» REQUEST
Write out the whole listing exactly as it stands.

-- start of TASK MATERIAL --

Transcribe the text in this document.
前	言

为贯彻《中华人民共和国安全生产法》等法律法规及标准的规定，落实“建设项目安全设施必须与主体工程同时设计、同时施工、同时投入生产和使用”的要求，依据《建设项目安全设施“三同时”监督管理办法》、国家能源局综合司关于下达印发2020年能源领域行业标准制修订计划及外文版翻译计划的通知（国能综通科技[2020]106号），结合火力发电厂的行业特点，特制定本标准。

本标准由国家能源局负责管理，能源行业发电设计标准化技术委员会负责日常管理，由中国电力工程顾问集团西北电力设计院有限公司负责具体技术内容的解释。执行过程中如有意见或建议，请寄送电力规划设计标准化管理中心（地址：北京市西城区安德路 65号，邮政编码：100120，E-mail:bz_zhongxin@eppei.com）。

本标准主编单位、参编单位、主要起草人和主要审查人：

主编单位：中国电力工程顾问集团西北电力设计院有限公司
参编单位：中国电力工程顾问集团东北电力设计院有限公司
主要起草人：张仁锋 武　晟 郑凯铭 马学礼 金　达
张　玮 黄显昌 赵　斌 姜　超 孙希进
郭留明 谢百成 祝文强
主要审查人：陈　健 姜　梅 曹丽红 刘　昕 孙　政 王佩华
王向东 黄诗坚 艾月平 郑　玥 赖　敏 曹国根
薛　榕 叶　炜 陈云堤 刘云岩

-- end of TASK MATERIAL --

» EXERCISE RESPONSE
Transcribe the text in this document.
前	言

为贯彻《中华人民共和国安全生产法》等法律法规及标准的规定，落实“建设项目安全设施必须与主体工程同时设计、同时施工、同时投入生产和使用”的要求，依据《建设项目安全设施“三同时”监督管理办法》、国家能源局综合司关于下达印发2020年能源领域行业标准制修订计划及外文版翻译计划的通知（国能综通科技[2020]106号），结合火力发电厂的行业特点，特制定本标准。

本标准由国家能源局负责管理，能源行业发电设计标准化技术委员会负责日常管理，由中国电力工程顾问集团西北电力设计院有限公司负责具体技术内容的解释。执行过程中如有意见或建议，请寄送电力规划设计标准化管理中心（地址：北京市西城区安德路 65号，邮政编码：100120，E-mail:bz_zhongxin@eppei.com）。

本标准主编单位、参编单位、主要起草人和主要审查人：

主编单位：中国电力工程顾问集团西北电力设计院有限公司
参编单位：中国电力工程顾问集团东北电力设计院有限公司
主要起草人：张仁锋 武　晟 郑凯铭 马学礼 金　达
张　玮 黄显昌 赵　斌 姜　超 孙希进
郭留明 谢百成 祝文强
主要审查人：陈　健 姜　梅 曹丽红 刘　昕 孙　政 王佩华
王向东 黄诗坚 艾月平 郑　玥 赖　敏 曹国根
薛　榕 叶　炜 陈云堤 刘云岩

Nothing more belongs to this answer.